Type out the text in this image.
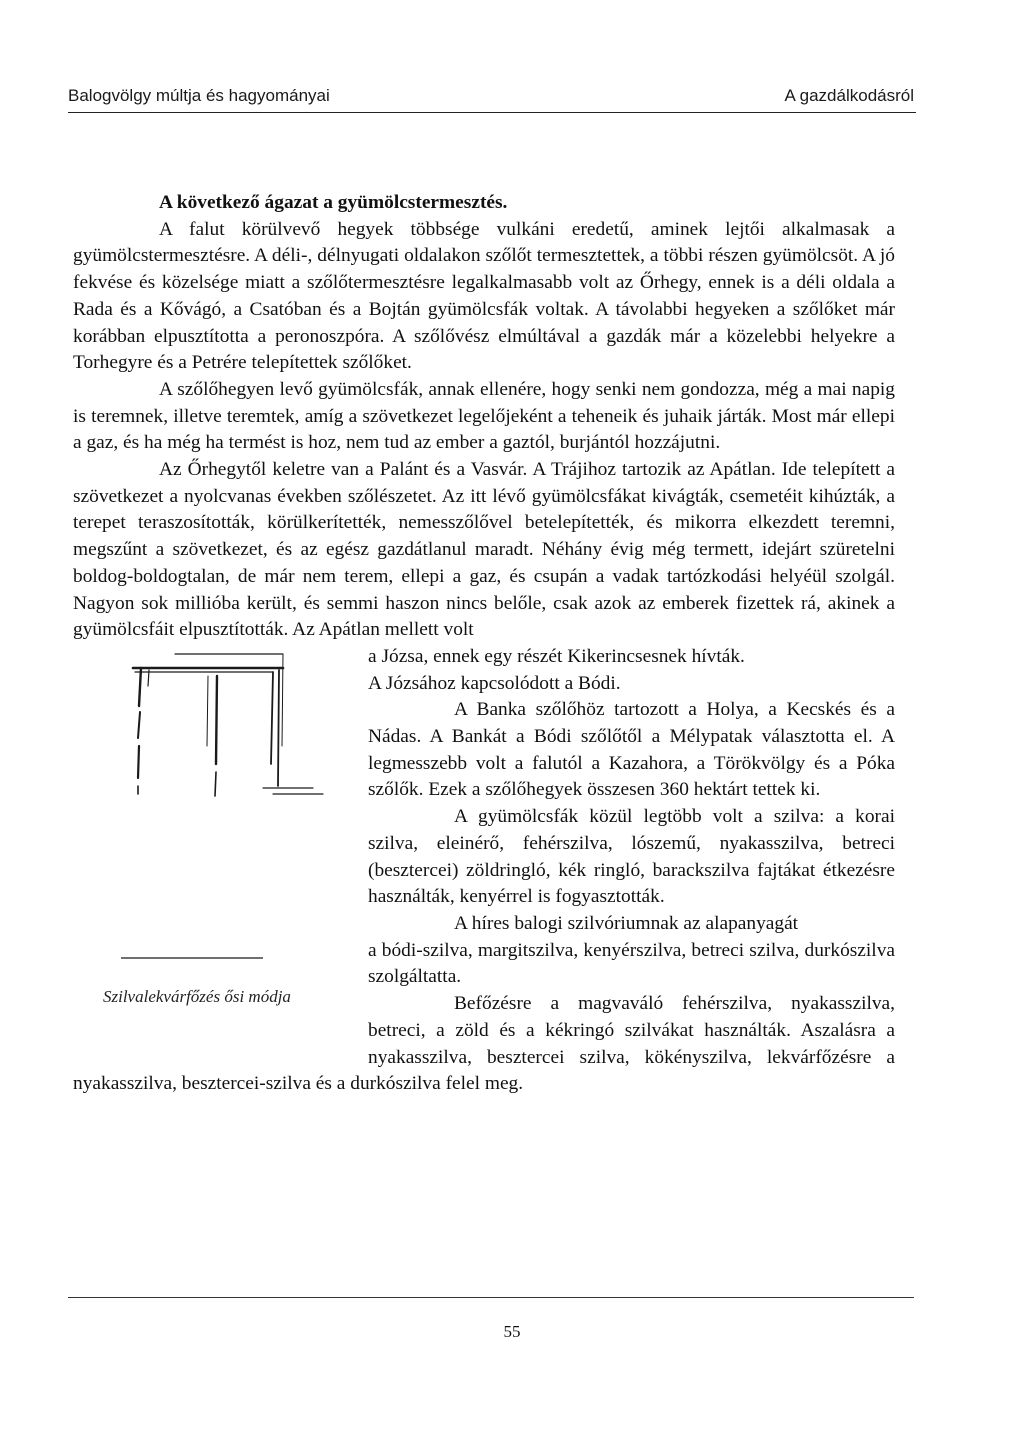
Balogvölgy múltja és hagyományai	A gazdálkodásról

A következő ágazat a gyümölcstermesztés.

A falut körülvevő hegyek többsége vulkáni eredetű, aminek lejtői alkalmasak a gyümölcstermesztésre. A déli-, délnyugati oldalakon szőlőt termesztettek, a többi részen gyümölcsöt. A jó fekvése és közelsége miatt a szőlőtermesztésre legalkalmasabb volt az Őrhegy, ennek is a déli oldala a Rada és a Kővágó, a Csatóban és a Bojtán gyümölcsfák voltak. A távolabbi hegyeken a szőlőket már korábban elpusztította a peronoszpóra. A szőlővész elmúltával a gazdák már a közelebbi helyekre a Torhegyre és a Petrére telepítettek szőlőket.

A szőlőhegyen levő gyümölcsfák, annak ellenére, hogy senki nem gondozza, még a mai napig is teremnek, illetve teremtek, amíg a szövetkezet legelőjeként a teheneik és juhaik járták. Most már ellepi a gaz, és ha még ha termést is hoz, nem tud az ember a gaztól, burjántól hozzájutni.

Az Őrhegytől keletre van a Palánt és a Vasvár. A Trájihoz tartozik az Apátlan. Ide telepített a szövetkezet a nyolcvanas években szőlészetet. Az itt lévő gyümölcsfákat kivágták, csemetéit kihúzták, a terepet teraszosították, körülkerítették, nemesszőlővel betelepítették, és mikorra elkezdett teremni, megszűnt a szövetkezet, és az egész gazdátlanul maradt. Néhány évig még termett, idejárt szüretelni boldog-boldogtalan, de már nem terem, ellepi a gaz, és csupán a vadak tartózkodási helyéül szolgál. Nagyon sok millióba került, és semmi haszon nincs belőle, csak azok az emberek fizettek rá, akinek a gyümölcsfáit elpusztították. Az Apátlan mellett volt

Szilvalekvárfőzés ősi módja

a Józsa, ennek egy részét Kikerincsesnek hívták.

A Józsához kapcsolódott a Bódi.

A Banka szőlőhöz tartozott a Holya, a Kecskés és a Nádas. A Bankát a Bódi szőlőtől a Mélypatak választotta el. A legmesszebb volt a falutól a Kazahora, a Törökvölgy és a Póka szőlők. Ezek a szőlőhegyek összesen 360 hektárt tettek ki.

A gyümölcsfák közül legtöbb volt a szilva: a korai szilva, eleinérő, fehérszilva, lószemű, nyakasszilva, betreci (besztercei) zöldringló, kék ringló, barackszilva fajtákat étkezésre használták, kenyérrel is fogyasztották.

A híres balogi szilvóriumnak az alapanyagát

a bódi-szilva, margitszilva, kenyérszilva, betreci szilva, durkószilva szolgáltatta.

Befőzésre a magvaváló fehérszilva, nyakasszilva, betreci, a zöld és a kékringó szilvákat használták. Aszalásra a nyakasszilva, besztercei szilva, kökényszilva, lekvárfőzésre a nyakasszilva, besztercei-szilva és a durkószilva felel meg.

55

_ _ _

WRITTEN PROBLEM: Show every line where the string "durkószilva" appears.

ANSWER TO THIS PROBLEM:
a bódi-szilva, margitszilva, kenyérszilva, betreci szilva, durkószilva szolgáltatta.
Befőzésre a magvaváló fehérszilva, nyakasszilva, betreci, a zöld és a kékringó szilvákat használták. Aszalásra a nyakasszilva, besztercei szilva, kökényszilva, lekvárfőzésre a nyakasszilva, besztercei-szilva és a durkószilva felel meg.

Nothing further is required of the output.